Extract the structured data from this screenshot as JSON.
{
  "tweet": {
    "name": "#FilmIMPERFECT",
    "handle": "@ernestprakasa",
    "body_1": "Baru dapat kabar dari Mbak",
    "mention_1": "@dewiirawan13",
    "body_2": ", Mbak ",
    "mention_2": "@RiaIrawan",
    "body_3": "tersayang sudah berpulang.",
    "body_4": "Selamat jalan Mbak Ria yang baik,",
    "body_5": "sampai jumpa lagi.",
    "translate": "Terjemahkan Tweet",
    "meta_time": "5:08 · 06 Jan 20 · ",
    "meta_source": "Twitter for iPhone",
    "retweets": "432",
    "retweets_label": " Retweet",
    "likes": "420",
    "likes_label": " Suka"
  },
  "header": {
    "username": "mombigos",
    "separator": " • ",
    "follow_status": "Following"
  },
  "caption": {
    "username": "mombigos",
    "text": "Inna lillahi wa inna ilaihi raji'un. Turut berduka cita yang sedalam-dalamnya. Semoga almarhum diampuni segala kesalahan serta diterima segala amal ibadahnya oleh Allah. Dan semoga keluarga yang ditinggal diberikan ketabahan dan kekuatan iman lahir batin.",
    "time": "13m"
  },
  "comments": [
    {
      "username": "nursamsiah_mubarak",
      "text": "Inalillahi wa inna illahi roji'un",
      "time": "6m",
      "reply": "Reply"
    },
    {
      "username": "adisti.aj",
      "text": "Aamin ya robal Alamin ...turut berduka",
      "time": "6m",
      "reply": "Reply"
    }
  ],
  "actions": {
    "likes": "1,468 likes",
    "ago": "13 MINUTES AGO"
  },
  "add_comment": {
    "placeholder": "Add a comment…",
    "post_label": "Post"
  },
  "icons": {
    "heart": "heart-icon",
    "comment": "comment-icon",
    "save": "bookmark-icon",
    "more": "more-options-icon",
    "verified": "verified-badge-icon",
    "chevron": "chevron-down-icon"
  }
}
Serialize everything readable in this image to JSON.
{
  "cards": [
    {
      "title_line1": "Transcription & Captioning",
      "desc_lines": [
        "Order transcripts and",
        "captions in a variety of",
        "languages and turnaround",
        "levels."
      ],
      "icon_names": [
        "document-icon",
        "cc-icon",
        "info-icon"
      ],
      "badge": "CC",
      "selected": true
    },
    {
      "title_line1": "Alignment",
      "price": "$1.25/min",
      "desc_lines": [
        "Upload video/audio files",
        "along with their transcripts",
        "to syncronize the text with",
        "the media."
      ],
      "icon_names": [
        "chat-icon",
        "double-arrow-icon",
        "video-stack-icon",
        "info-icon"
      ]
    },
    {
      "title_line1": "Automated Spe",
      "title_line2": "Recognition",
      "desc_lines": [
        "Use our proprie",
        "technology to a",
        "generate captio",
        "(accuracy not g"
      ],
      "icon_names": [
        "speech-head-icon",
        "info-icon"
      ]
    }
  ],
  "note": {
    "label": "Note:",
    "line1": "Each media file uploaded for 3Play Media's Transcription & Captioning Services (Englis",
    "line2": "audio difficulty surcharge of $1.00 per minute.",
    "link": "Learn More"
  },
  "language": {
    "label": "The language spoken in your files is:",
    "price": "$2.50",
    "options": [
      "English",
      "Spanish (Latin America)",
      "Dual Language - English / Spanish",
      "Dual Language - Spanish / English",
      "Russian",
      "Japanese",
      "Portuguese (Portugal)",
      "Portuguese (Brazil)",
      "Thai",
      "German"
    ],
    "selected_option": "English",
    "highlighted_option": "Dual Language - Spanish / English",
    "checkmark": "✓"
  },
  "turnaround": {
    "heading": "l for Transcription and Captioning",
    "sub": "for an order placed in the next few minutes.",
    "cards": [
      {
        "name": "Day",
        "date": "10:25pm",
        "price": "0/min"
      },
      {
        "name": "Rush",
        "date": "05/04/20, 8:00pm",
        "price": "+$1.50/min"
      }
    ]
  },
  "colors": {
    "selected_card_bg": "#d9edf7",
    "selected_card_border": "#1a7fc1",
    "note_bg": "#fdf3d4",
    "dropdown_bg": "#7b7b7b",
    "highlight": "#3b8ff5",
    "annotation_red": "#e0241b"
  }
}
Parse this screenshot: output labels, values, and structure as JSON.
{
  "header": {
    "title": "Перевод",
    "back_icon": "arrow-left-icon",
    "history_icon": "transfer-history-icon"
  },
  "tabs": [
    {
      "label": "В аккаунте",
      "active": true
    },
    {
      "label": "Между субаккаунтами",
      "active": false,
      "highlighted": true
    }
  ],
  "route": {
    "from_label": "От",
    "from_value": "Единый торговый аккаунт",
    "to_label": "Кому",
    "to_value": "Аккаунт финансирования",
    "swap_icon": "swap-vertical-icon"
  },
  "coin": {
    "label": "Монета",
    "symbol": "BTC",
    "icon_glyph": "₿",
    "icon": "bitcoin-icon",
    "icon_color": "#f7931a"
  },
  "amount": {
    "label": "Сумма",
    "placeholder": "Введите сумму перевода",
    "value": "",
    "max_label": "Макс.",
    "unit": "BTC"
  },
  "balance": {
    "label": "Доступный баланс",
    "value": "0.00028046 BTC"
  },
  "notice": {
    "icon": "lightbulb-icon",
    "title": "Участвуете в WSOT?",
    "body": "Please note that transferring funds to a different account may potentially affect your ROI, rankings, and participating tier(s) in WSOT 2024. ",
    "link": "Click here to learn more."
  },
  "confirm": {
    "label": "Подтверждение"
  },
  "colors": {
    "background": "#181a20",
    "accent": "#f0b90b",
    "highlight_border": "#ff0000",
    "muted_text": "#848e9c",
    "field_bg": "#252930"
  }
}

# # # # #

→ TASK STATEMENT:
Count how many lines hold the string "Mbak" and give that number alone.

→ REPLY TO THE EXERCISE:
3